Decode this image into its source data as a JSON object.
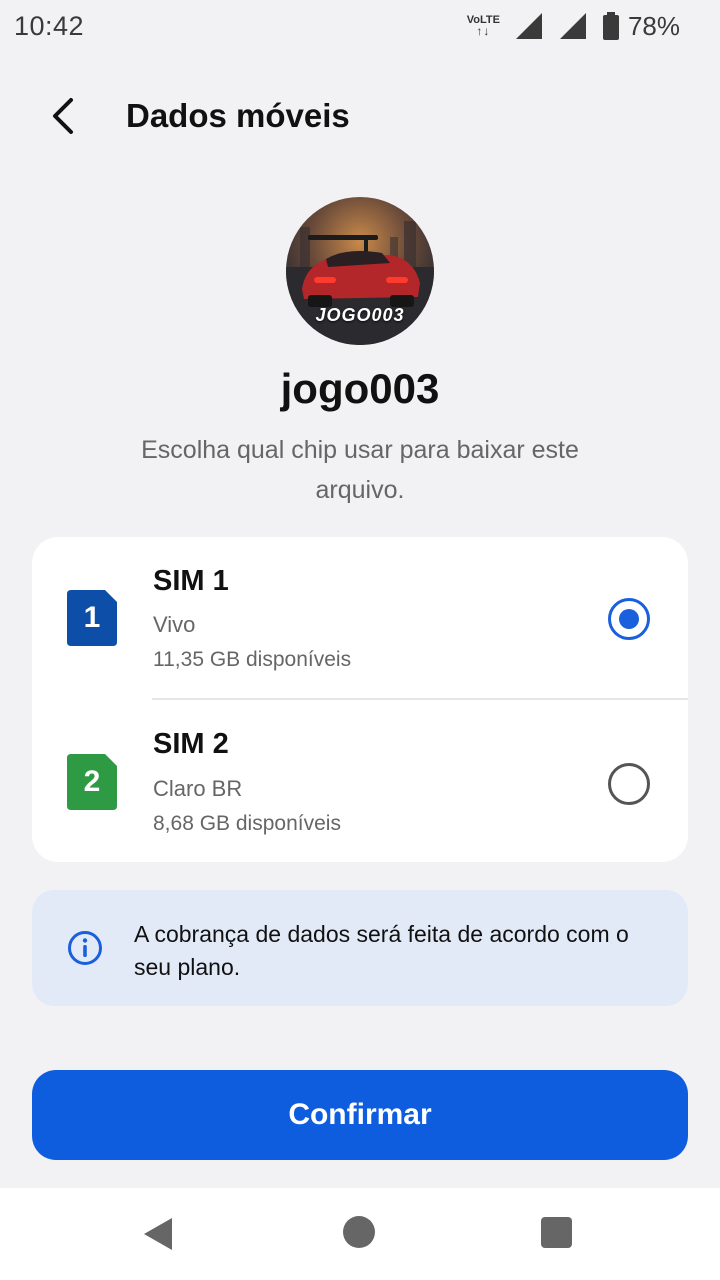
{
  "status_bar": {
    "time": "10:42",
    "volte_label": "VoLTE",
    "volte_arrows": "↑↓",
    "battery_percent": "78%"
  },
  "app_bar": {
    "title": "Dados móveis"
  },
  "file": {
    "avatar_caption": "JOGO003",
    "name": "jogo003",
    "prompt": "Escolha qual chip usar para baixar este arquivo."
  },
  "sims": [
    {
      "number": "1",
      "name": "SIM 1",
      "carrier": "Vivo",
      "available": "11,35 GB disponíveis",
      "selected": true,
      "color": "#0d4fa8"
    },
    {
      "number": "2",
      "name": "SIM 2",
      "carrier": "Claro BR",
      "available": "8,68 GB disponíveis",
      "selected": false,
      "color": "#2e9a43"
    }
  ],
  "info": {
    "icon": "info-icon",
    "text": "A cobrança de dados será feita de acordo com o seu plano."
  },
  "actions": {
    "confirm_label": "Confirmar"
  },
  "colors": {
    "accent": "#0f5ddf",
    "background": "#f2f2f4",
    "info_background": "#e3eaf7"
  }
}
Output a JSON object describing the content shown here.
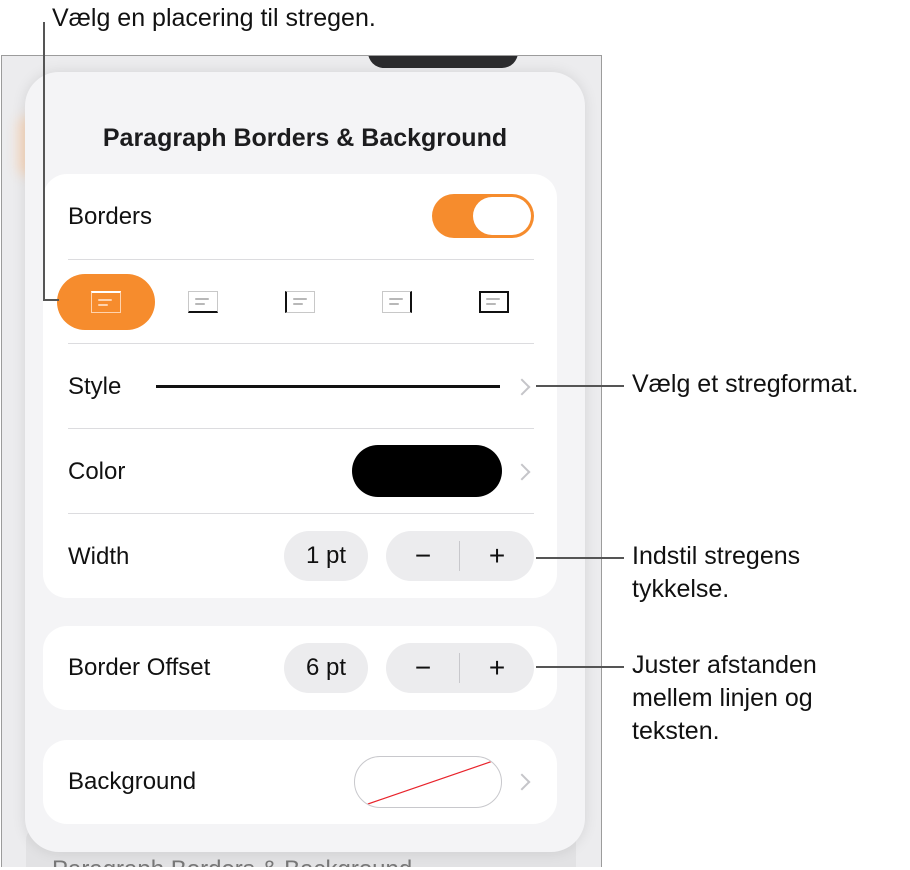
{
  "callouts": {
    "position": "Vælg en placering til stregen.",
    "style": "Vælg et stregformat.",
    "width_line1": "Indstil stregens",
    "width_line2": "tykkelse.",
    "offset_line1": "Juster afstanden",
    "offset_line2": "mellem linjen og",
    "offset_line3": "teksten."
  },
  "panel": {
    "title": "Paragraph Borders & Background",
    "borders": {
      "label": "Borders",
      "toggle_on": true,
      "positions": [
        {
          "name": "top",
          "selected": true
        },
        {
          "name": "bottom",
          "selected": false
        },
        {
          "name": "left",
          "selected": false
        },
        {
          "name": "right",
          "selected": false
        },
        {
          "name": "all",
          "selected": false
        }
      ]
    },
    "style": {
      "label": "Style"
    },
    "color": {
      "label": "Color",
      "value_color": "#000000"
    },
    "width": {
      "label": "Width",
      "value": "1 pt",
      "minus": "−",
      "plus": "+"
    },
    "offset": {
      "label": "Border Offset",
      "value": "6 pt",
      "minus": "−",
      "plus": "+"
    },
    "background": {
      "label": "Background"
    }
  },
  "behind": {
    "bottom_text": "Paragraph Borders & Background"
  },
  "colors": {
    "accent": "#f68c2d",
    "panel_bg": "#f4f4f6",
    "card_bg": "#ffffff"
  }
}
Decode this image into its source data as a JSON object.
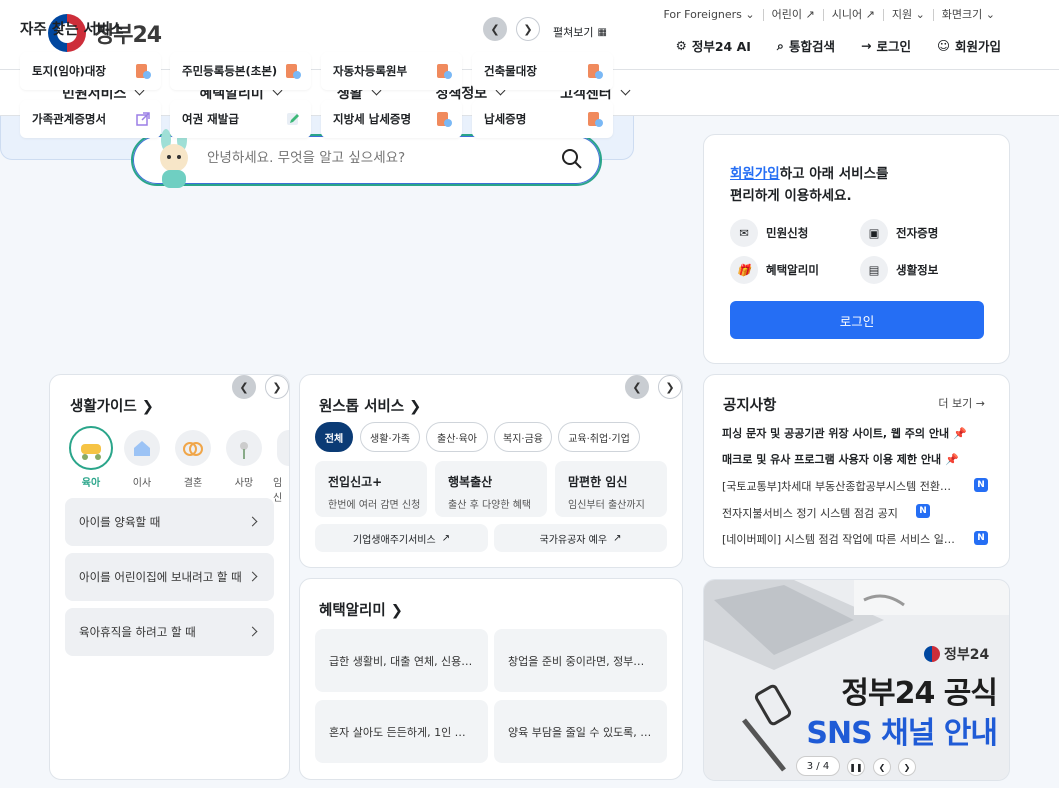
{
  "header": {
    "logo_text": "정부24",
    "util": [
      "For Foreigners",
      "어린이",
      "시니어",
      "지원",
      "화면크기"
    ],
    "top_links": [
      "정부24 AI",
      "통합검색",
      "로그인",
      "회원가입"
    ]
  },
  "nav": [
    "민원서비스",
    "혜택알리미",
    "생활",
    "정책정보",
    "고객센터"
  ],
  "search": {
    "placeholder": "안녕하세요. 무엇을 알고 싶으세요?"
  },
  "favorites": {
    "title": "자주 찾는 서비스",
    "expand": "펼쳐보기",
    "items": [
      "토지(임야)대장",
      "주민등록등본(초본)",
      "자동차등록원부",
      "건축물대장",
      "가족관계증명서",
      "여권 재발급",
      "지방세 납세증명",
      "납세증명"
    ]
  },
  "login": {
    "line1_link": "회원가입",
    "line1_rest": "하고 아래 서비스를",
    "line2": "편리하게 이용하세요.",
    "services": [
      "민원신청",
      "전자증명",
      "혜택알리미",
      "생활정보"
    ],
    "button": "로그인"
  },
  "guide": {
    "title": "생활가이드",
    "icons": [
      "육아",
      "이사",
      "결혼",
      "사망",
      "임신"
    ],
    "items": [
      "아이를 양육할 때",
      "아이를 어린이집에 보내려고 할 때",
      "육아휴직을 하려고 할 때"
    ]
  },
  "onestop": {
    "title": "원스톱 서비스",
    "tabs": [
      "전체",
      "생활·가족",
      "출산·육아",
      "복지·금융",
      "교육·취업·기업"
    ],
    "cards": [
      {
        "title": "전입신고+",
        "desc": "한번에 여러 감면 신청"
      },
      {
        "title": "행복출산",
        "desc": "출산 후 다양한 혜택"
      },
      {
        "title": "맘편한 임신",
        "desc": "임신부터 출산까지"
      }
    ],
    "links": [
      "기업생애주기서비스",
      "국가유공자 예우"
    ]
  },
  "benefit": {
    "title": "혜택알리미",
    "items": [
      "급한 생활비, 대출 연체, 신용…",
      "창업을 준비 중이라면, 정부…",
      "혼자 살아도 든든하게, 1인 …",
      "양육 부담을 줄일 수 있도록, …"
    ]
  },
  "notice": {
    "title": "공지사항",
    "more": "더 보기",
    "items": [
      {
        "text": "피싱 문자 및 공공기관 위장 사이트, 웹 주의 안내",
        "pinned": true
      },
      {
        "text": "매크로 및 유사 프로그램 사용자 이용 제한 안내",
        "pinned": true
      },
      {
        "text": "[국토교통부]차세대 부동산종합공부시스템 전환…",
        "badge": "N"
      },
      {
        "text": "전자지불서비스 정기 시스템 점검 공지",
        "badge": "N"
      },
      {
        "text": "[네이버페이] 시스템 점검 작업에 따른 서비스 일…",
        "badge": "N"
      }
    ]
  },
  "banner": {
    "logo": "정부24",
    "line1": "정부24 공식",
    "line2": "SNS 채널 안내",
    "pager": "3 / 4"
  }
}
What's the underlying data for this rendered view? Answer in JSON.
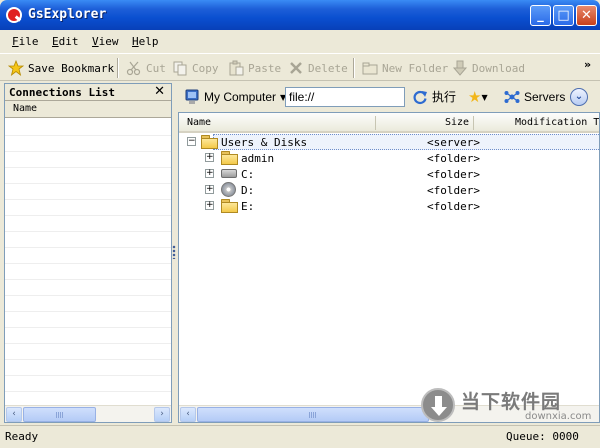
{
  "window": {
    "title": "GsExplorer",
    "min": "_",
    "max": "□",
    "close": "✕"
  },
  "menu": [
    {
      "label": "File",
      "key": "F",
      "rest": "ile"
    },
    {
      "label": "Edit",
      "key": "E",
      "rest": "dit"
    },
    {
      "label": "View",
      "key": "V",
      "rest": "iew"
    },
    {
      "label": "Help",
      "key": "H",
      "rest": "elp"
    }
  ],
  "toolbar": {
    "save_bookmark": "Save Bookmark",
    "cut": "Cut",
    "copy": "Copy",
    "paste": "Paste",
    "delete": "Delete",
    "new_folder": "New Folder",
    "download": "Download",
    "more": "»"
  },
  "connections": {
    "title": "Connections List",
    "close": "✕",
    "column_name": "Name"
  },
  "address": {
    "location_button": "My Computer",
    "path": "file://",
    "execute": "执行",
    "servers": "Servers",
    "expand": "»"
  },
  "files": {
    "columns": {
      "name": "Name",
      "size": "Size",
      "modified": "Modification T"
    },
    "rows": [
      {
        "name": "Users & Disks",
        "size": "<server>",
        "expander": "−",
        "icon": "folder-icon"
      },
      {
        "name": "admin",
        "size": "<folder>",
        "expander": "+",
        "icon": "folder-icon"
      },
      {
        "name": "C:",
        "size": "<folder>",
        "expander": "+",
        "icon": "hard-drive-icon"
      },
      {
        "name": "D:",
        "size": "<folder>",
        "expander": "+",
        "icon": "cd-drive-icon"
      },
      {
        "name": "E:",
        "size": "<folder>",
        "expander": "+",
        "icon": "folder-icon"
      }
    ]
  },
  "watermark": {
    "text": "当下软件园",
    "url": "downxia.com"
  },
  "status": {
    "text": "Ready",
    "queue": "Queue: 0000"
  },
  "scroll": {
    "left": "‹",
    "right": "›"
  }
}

────

Do this:
Without the pictures, retype the whole of the material above exactly.

Reply:
Decode this image into its source data as a JSON object.
{
  "status_bar": {
    "time": "10:42",
    "volte_label": "VoLTE",
    "volte_arrows": "↑↓",
    "battery_percent": "78%"
  },
  "app_bar": {
    "title": "Dados móveis"
  },
  "file": {
    "avatar_caption": "JOGO003",
    "name": "jogo003",
    "prompt": "Escolha qual chip usar para baixar este arquivo."
  },
  "sims": [
    {
      "number": "1",
      "name": "SIM 1",
      "carrier": "Vivo",
      "available": "11,35 GB disponíveis",
      "selected": true,
      "color": "#0d4fa8"
    },
    {
      "number": "2",
      "name": "SIM 2",
      "carrier": "Claro BR",
      "available": "8,68 GB disponíveis",
      "selected": false,
      "color": "#2e9a43"
    }
  ],
  "info": {
    "icon": "info-icon",
    "text": "A cobrança de dados será feita de acordo com o seu plano."
  },
  "actions": {
    "confirm_label": "Confirmar"
  },
  "colors": {
    "accent": "#0f5ddf",
    "background": "#f2f2f4",
    "info_background": "#e3eaf7"
  }
}
Output a JSON object describing the content shown here.
{
  "callouts": {
    "position": "Vælg en placering til stregen.",
    "style": "Vælg et stregformat.",
    "width_line1": "Indstil stregens",
    "width_line2": "tykkelse.",
    "offset_line1": "Juster afstanden",
    "offset_line2": "mellem linjen og",
    "offset_line3": "teksten."
  },
  "panel": {
    "title": "Paragraph Borders & Background",
    "borders": {
      "label": "Borders",
      "toggle_on": true,
      "positions": [
        {
          "name": "top",
          "selected": true
        },
        {
          "name": "bottom",
          "selected": false
        },
        {
          "name": "left",
          "selected": false
        },
        {
          "name": "right",
          "selected": false
        },
        {
          "name": "all",
          "selected": false
        }
      ]
    },
    "style": {
      "label": "Style"
    },
    "color": {
      "label": "Color",
      "value_color": "#000000"
    },
    "width": {
      "label": "Width",
      "value": "1 pt",
      "minus": "−",
      "plus": "+"
    },
    "offset": {
      "label": "Border Offset",
      "value": "6 pt",
      "minus": "−",
      "plus": "+"
    },
    "background": {
      "label": "Background"
    }
  },
  "behind": {
    "bottom_text": "Paragraph Borders & Background"
  },
  "colors": {
    "accent": "#f68c2d",
    "panel_bg": "#f4f4f6",
    "card_bg": "#ffffff"
  }
}
Decode this image into its source data as a JSON object.
{
  "header": {
    "logo_text": "정부24",
    "util": [
      "For Foreigners",
      "어린이",
      "시니어",
      "지원",
      "화면크기"
    ],
    "top_links": [
      "정부24 AI",
      "통합검색",
      "로그인",
      "회원가입"
    ]
  },
  "nav": [
    "민원서비스",
    "혜택알리미",
    "생활",
    "정책정보",
    "고객센터"
  ],
  "search": {
    "placeholder": "안녕하세요. 무엇을 알고 싶으세요?"
  },
  "favorites": {
    "title": "자주 찾는 서비스",
    "expand": "펼쳐보기",
    "items": [
      "토지(임야)대장",
      "주민등록등본(초본)",
      "자동차등록원부",
      "건축물대장",
      "가족관계증명서",
      "여권 재발급",
      "지방세 납세증명",
      "납세증명"
    ]
  },
  "login": {
    "line1_link": "회원가입",
    "line1_rest": "하고 아래 서비스를",
    "line2": "편리하게 이용하세요.",
    "services": [
      "민원신청",
      "전자증명",
      "혜택알리미",
      "생활정보"
    ],
    "button": "로그인"
  },
  "guide": {
    "title": "생활가이드",
    "icons": [
      "육아",
      "이사",
      "결혼",
      "사망",
      "임신"
    ],
    "items": [
      "아이를 양육할 때",
      "아이를 어린이집에 보내려고 할 때",
      "육아휴직을 하려고 할 때"
    ]
  },
  "onestop": {
    "title": "원스톱 서비스",
    "tabs": [
      "전체",
      "생활·가족",
      "출산·육아",
      "복지·금융",
      "교육·취업·기업"
    ],
    "cards": [
      {
        "title": "전입신고+",
        "desc": "한번에 여러 감면 신청"
      },
      {
        "title": "행복출산",
        "desc": "출산 후 다양한 혜택"
      },
      {
        "title": "맘편한 임신",
        "desc": "임신부터 출산까지"
      }
    ],
    "links": [
      "기업생애주기서비스",
      "국가유공자 예우"
    ]
  },
  "benefit": {
    "title": "혜택알리미",
    "items": [
      "급한 생활비, 대출 연체, 신용…",
      "창업을 준비 중이라면, 정부…",
      "혼자 살아도 든든하게, 1인 …",
      "양육 부담을 줄일 수 있도록, …"
    ]
  },
  "notice": {
    "title": "공지사항",
    "more": "더 보기",
    "items": [
      {
        "text": "피싱 문자 및 공공기관 위장 사이트, 웹 주의 안내",
        "pinned": true
      },
      {
        "text": "매크로 및 유사 프로그램 사용자 이용 제한 안내",
        "pinned": true
      },
      {
        "text": "[국토교통부]차세대 부동산종합공부시스템 전환…",
        "badge": "N"
      },
      {
        "text": "전자지불서비스 정기 시스템 점검 공지",
        "badge": "N"
      },
      {
        "text": "[네이버페이] 시스템 점검 작업에 따른 서비스 일…",
        "badge": "N"
      }
    ]
  },
  "banner": {
    "logo": "정부24",
    "line1": "정부24 공식",
    "line2": "SNS 채널 안내",
    "pager": "3 / 4"
  }
}
What's the underlying data for this rendered view? Answer in JSON.
{
  "window": {
    "title": "GsExplorer",
    "min": "_",
    "max": "□",
    "close": "✕"
  },
  "menu": [
    {
      "label": "File",
      "key": "F",
      "rest": "ile"
    },
    {
      "label": "Edit",
      "key": "E",
      "rest": "dit"
    },
    {
      "label": "View",
      "key": "V",
      "rest": "iew"
    },
    {
      "label": "Help",
      "key": "H",
      "rest": "elp"
    }
  ],
  "toolbar": {
    "save_bookmark": "Save Bookmark",
    "cut": "Cut",
    "copy": "Copy",
    "paste": "Paste",
    "delete": "Delete",
    "new_folder": "New Folder",
    "download": "Download",
    "more": "»"
  },
  "connections": {
    "title": "Connections List",
    "close": "✕",
    "column_name": "Name"
  },
  "address": {
    "location_button": "My Computer",
    "path": "file://",
    "execute": "执行",
    "servers": "Servers",
    "expand": "»"
  },
  "files": {
    "columns": {
      "name": "Name",
      "size": "Size",
      "modified": "Modification T"
    },
    "rows": [
      {
        "name": "Users & Disks",
        "size": "<server>",
        "expander": "−",
        "icon": "folder-icon"
      },
      {
        "name": "admin",
        "size": "<folder>",
        "expander": "+",
        "icon": "folder-icon"
      },
      {
        "name": "C:",
        "size": "<folder>",
        "expander": "+",
        "icon": "hard-drive-icon"
      },
      {
        "name": "D:",
        "size": "<folder>",
        "expander": "+",
        "icon": "cd-drive-icon"
      },
      {
        "name": "E:",
        "size": "<folder>",
        "expander": "+",
        "icon": "folder-icon"
      }
    ]
  },
  "watermark": {
    "text": "当下软件园",
    "url": "downxia.com"
  },
  "status": {
    "text": "Ready",
    "queue": "Queue: 0000"
  },
  "scroll": {
    "left": "‹",
    "right": "›"
  }
}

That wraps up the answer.